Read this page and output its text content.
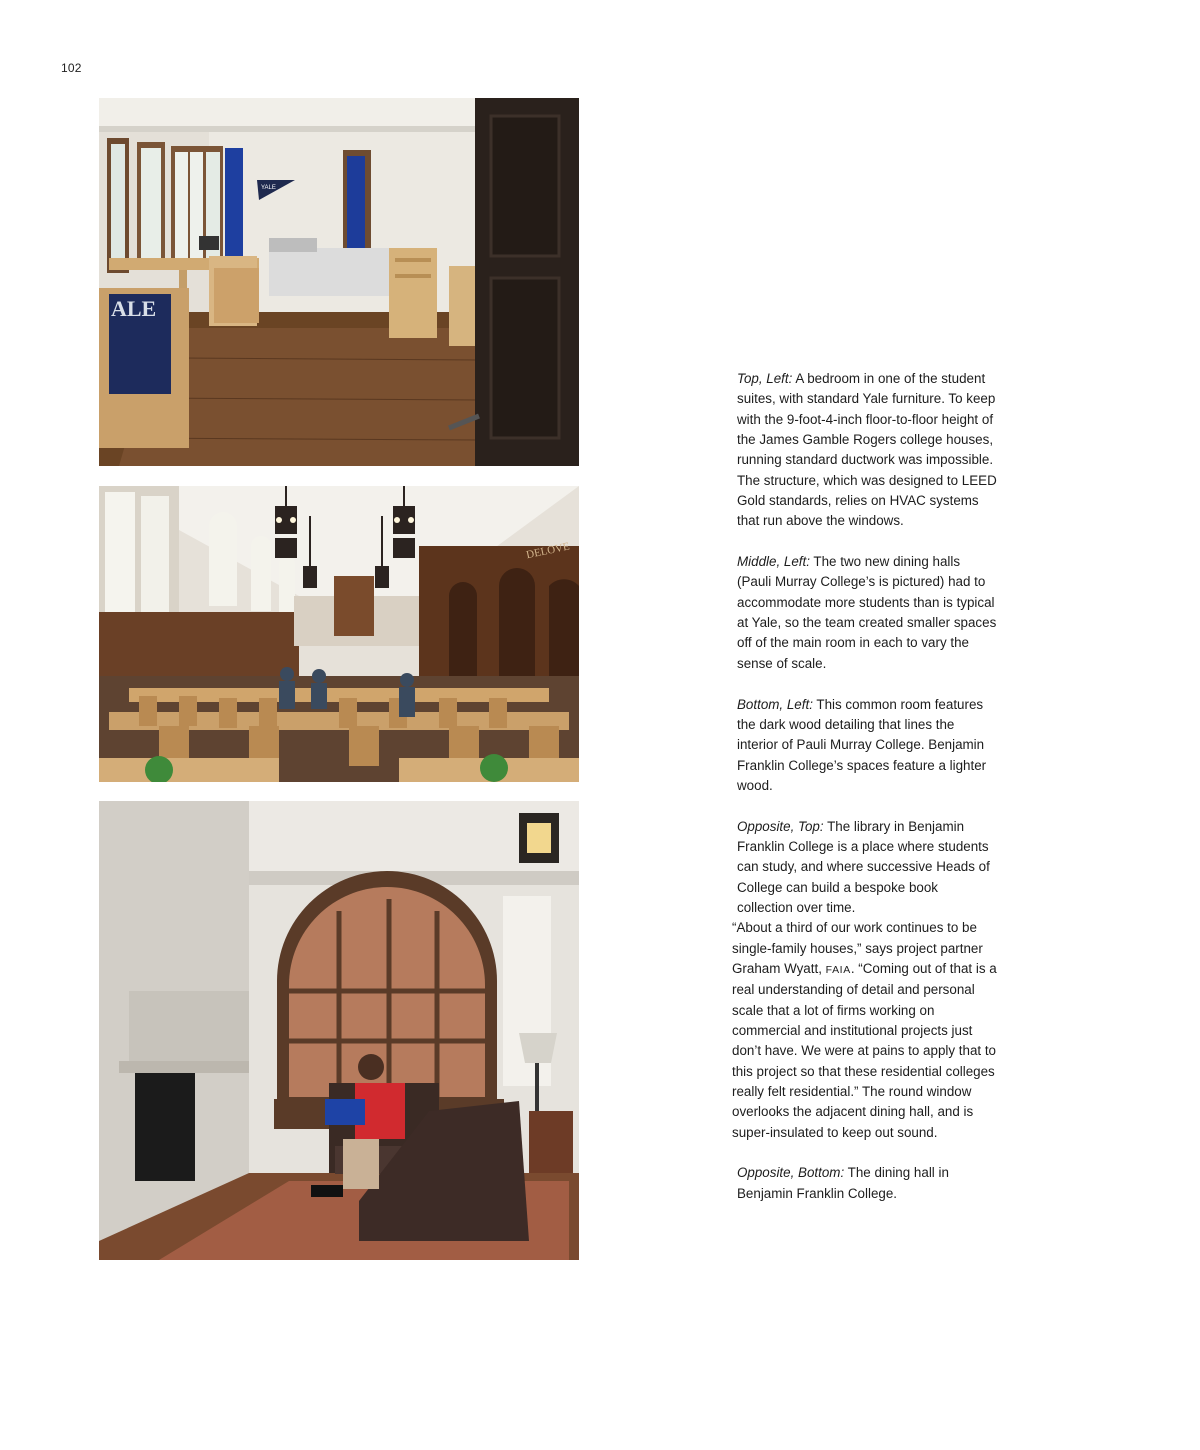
102
YALE
ALE
DELOVE

Top, Left: A bedroom in one of the student suites, with standard Yale furniture. To keep with the 9-foot-4-inch floor-to-floor height of the James Gamble Rogers college houses, running standard ductwork was impossible. The structure, which was designed to LEED Gold standards, relies on HVAC systems that run above the windows.

Middle, Left: The two new dining halls (Pauli Murray College’s is pictured) had to accommodate more students than is typical at Yale, so the team created smaller spaces off of the main room in each to vary the sense of scale.

Bottom, Left: This common room features the dark wood detailing that lines the interior of Pauli Murray College. Benjamin Franklin College’s spaces feature a lighter wood.

Opposite, Top: The library in Benjamin Franklin College is a place where students can study, and where successive Heads of College can build a bespoke book collection over time.
“About a third of our work continues to be single-family houses,” says project partner Graham Wyatt, FAIA. “Coming out of that is a real understanding of detail and personal scale that a lot of firms working on commercial and institutional projects just don’t have. We were at pains to apply that to this project so that these residential colleges really felt residential.” The round window overlooks the adjacent dining hall, and is super-insulated to keep out sound.

Opposite, Bottom: The dining hall in Benjamin Franklin College.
****
--- WORK REQUIRED ---
Your copy should match the records word for word, with the pictures removed.

--- PROBLEM SOLUTION ---
Read this page and output its text content.
102
YALE
ALE
DELOVE

Top, Left: A bedroom in one of the student suites, with standard Yale furniture. To keep with the 9-foot-4-inch floor-to-floor height of the James Gamble Rogers college houses, running standard ductwork was impossible. The structure, which was designed to LEED Gold standards, relies on HVAC systems that run above the windows.

Middle, Left: The two new dining halls (Pauli Murray College’s is pictured) had to accommodate more students than is typical at Yale, so the team created smaller spaces off of the main room in each to vary the sense of scale.

Bottom, Left: This common room features the dark wood detailing that lines the interior of Pauli Murray College. Benjamin Franklin College’s spaces feature a lighter wood.

Opposite, Top: The library in Benjamin Franklin College is a place where students can study, and where successive Heads of College can build a bespoke book collection over time.
“About a third of our work continues to be single-family houses,” says project partner Graham Wyatt, FAIA. “Coming out of that is a real understanding of detail and personal scale that a lot of firms working on commercial and institutional projects just don’t have. We were at pains to apply that to this project so that these residential colleges really felt residential.” The round window overlooks the adjacent dining hall, and is super-insulated to keep out sound.

Opposite, Bottom: The dining hall in Benjamin Franklin College.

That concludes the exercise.